TASK STATEMENT »
Below are records; work out how many of their lines hold the string "iqtisodiy" and give that number alone.

╔══

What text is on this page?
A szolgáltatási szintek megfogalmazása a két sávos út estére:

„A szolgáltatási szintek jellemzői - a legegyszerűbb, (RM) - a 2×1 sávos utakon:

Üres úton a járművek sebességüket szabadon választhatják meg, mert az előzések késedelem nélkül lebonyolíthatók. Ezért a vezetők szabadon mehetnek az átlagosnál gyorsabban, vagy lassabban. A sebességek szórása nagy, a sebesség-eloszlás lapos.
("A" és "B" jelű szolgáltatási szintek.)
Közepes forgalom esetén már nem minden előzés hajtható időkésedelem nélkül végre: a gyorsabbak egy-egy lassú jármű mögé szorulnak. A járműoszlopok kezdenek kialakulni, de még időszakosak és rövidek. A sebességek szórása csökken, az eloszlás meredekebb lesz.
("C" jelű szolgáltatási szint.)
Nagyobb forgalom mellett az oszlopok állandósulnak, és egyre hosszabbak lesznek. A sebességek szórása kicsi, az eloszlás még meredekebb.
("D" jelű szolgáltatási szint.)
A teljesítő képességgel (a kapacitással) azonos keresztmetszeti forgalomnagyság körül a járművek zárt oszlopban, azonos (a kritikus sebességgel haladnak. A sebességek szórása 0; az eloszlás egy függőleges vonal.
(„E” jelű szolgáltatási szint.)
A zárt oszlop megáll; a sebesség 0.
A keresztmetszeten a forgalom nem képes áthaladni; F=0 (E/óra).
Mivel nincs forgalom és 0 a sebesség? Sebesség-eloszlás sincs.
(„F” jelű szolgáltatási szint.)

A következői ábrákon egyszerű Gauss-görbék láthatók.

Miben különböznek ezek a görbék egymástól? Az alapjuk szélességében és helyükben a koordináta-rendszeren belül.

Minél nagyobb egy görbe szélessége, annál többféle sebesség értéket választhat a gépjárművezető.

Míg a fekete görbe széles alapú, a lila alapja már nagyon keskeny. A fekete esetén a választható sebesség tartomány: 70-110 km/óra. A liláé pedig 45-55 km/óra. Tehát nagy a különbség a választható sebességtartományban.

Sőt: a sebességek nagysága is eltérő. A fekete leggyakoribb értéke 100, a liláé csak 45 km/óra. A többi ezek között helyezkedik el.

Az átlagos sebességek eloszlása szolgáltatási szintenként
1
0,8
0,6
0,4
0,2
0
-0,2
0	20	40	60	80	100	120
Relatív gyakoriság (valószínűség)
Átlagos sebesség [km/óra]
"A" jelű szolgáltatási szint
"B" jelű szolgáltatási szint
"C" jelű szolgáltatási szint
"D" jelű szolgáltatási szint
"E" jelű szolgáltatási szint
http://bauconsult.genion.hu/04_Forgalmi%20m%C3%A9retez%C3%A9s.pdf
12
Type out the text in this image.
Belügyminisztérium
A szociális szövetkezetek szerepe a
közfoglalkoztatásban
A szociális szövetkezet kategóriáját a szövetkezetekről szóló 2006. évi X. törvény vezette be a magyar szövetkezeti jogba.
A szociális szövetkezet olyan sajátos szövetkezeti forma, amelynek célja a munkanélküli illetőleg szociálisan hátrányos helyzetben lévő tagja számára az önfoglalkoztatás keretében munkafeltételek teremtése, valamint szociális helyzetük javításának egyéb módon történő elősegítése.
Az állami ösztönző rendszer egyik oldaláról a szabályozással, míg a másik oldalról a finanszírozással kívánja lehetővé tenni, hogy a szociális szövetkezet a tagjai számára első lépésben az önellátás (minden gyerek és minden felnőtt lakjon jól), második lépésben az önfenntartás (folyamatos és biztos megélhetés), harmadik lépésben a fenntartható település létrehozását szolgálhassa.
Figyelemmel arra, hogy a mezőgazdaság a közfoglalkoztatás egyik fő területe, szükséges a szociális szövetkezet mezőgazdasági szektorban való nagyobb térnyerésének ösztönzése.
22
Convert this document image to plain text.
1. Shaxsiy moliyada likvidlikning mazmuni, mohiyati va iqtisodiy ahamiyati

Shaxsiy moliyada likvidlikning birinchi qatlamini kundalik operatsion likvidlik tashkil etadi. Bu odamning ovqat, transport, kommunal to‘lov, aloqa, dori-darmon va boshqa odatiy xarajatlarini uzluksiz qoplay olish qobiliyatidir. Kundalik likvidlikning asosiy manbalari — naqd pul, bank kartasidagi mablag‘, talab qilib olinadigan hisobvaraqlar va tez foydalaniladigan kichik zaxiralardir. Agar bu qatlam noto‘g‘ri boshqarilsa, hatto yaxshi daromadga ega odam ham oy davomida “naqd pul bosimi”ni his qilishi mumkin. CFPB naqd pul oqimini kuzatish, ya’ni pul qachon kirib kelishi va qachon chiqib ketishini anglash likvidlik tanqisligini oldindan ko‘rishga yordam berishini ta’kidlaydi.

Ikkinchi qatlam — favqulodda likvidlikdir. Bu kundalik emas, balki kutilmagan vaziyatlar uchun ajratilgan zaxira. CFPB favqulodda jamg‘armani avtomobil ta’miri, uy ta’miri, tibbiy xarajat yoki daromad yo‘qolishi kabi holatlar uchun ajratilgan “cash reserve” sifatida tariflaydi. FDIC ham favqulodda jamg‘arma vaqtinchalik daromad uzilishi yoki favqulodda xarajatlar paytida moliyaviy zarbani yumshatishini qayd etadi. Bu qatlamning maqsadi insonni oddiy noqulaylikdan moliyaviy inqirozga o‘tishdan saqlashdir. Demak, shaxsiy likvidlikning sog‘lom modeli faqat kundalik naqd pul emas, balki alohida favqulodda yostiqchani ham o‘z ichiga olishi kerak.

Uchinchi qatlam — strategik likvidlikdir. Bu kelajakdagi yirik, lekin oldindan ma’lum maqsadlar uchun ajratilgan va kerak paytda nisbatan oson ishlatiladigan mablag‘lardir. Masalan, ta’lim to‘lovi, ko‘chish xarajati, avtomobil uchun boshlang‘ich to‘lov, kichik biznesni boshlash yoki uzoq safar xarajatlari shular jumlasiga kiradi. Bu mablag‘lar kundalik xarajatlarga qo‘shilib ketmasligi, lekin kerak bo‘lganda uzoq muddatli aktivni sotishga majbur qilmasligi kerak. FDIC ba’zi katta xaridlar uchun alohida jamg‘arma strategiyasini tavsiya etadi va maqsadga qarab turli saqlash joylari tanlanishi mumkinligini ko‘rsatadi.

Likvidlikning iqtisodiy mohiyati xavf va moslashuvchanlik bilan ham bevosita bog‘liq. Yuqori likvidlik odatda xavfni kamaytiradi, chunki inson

╚══

ANSWER TO THIS TASK »
2